* Data for the task *

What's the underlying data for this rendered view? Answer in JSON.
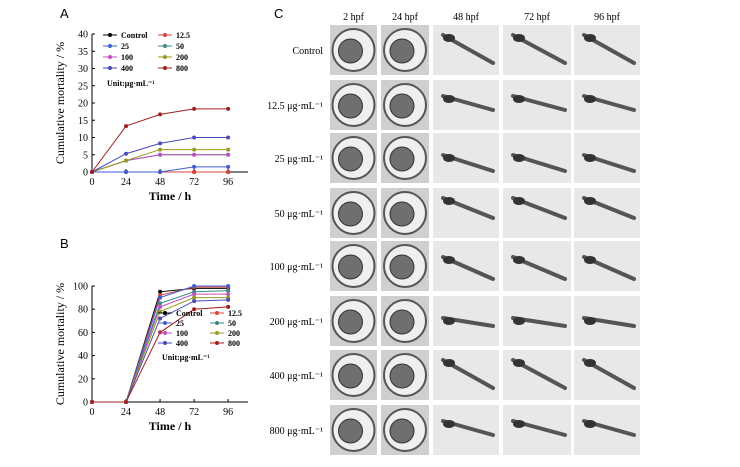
{
  "panels": {
    "a": "A",
    "b": "B",
    "c": "C"
  },
  "chart_data": [
    {
      "type": "line",
      "panel": "A",
      "xlabel": "Time / h",
      "ylabel": "Cumulative mortality / %",
      "x": [
        0,
        24,
        48,
        72,
        96
      ],
      "xlim": [
        0,
        110
      ],
      "ylim": [
        0,
        40
      ],
      "yticks": [
        0,
        5,
        10,
        15,
        20,
        25,
        30,
        35,
        40
      ],
      "unit_note": "Unit:μg·mL⁻¹",
      "series": [
        {
          "name": "Control",
          "color": "#000000",
          "values": [
            0,
            0,
            0,
            0,
            0
          ]
        },
        {
          "name": "12.5",
          "color": "#d9453a",
          "values": [
            0,
            0,
            0,
            0,
            0
          ]
        },
        {
          "name": "25",
          "color": "#3f5fd0",
          "values": [
            0,
            0,
            0,
            1.5,
            1.5
          ]
        },
        {
          "name": "50",
          "color": "#3a8a8a",
          "values": [
            0,
            3.3,
            5,
            5,
            5
          ]
        },
        {
          "name": "100",
          "color": "#c04fc0",
          "values": [
            0,
            3.3,
            5,
            5,
            5
          ]
        },
        {
          "name": "200",
          "color": "#9a9a20",
          "values": [
            0,
            3.3,
            6.5,
            6.5,
            6.5
          ]
        },
        {
          "name": "400",
          "color": "#4a4ab8",
          "values": [
            0,
            5.3,
            8.3,
            10,
            10
          ]
        },
        {
          "name": "800",
          "color": "#a02020",
          "values": [
            0,
            13.3,
            16.7,
            18.3,
            18.3
          ]
        }
      ]
    },
    {
      "type": "line",
      "panel": "B",
      "xlabel": "Time / h",
      "ylabel": "Cumulative mortality / %",
      "x": [
        0,
        24,
        48,
        72,
        96
      ],
      "xlim": [
        0,
        110
      ],
      "ylim": [
        0,
        100
      ],
      "yticks": [
        0,
        20,
        40,
        60,
        80,
        100
      ],
      "unit_note": "Unit:μg·mL⁻¹",
      "series": [
        {
          "name": "Control",
          "color": "#000000",
          "values": [
            0,
            0,
            95,
            98,
            98
          ]
        },
        {
          "name": "12.5",
          "color": "#d9453a",
          "values": [
            0,
            0,
            92,
            99,
            99
          ]
        },
        {
          "name": "25",
          "color": "#3f5fd0",
          "values": [
            0,
            0,
            90,
            100,
            100
          ]
        },
        {
          "name": "50",
          "color": "#3a8a8a",
          "values": [
            0,
            0,
            85,
            95,
            96
          ]
        },
        {
          "name": "100",
          "color": "#c04fc0",
          "values": [
            0,
            0,
            82,
            93,
            93
          ]
        },
        {
          "name": "200",
          "color": "#9a9a20",
          "values": [
            0,
            0,
            78,
            90,
            90
          ]
        },
        {
          "name": "400",
          "color": "#4a4ab8",
          "values": [
            0,
            0,
            72,
            87,
            88
          ]
        },
        {
          "name": "800",
          "color": "#a02020",
          "values": [
            0,
            0,
            60,
            80,
            82
          ]
        }
      ]
    }
  ],
  "image_grid": {
    "columns": [
      "2 hpf",
      "24 hpf",
      "48 hpf",
      "72 hpf",
      "96 hpf"
    ],
    "rows": [
      "Control",
      "12.5 μg·mL⁻¹",
      "25 μg·mL⁻¹",
      "50 μg·mL⁻¹",
      "100 μg·mL⁻¹",
      "200 μg·mL⁻¹",
      "400 μg·mL⁻¹",
      "800 μg·mL⁻¹"
    ]
  }
}
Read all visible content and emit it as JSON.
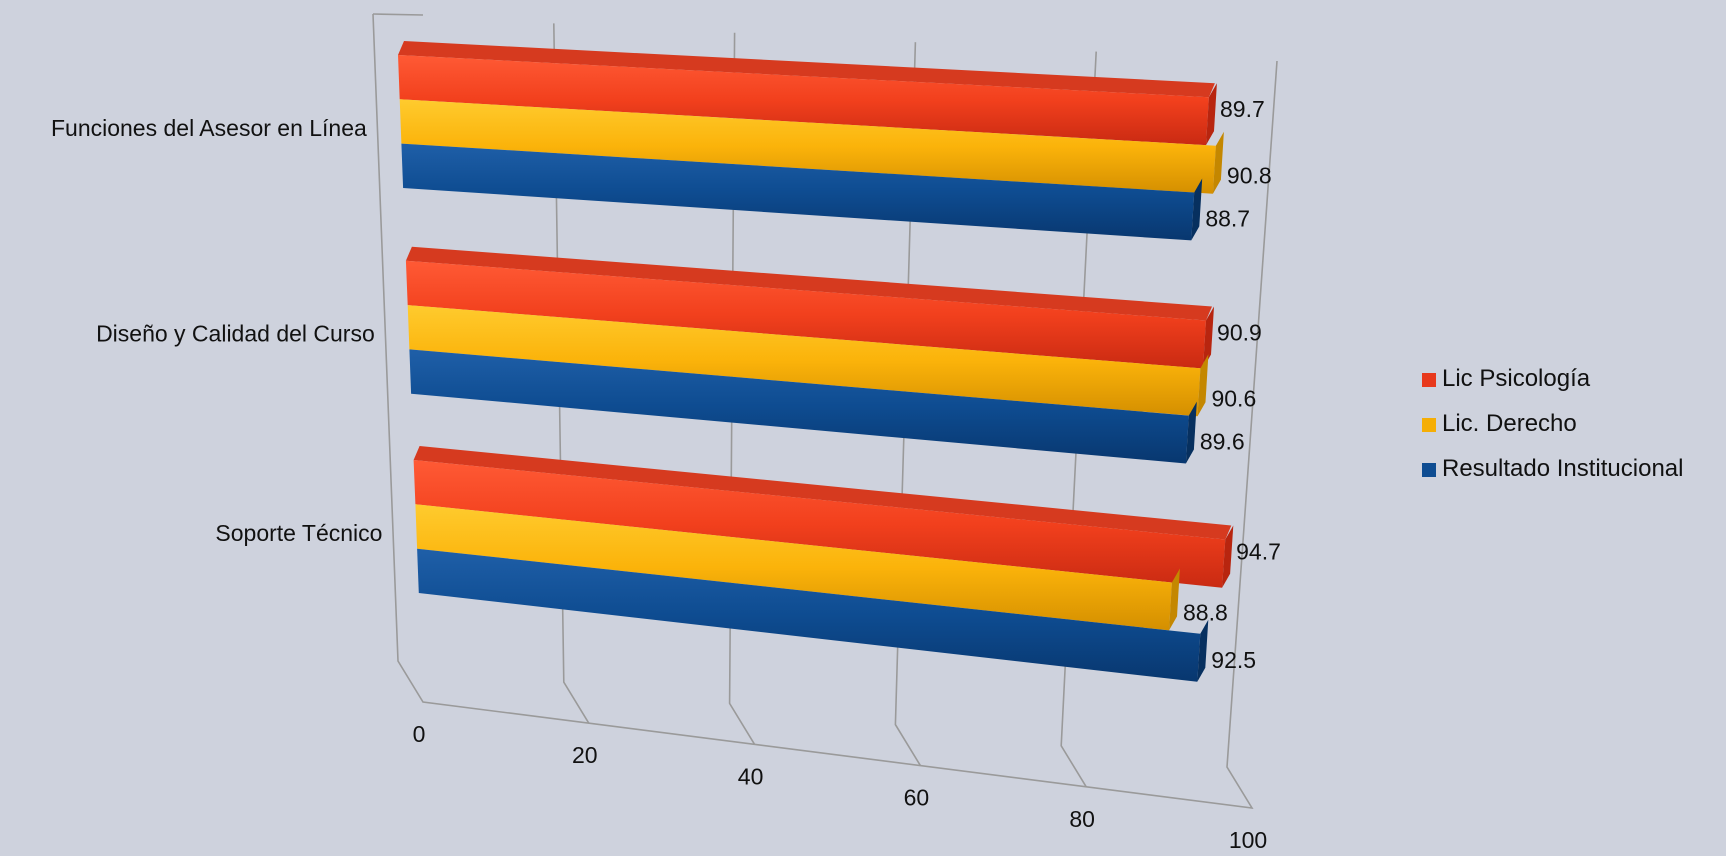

* Task requirements *
Which lines hold the word "JSON"? Copy all of them.

* Written answer *
What's the underlying data for this rendered view? Answer in JSON.
Read all visible content and emit it as JSON.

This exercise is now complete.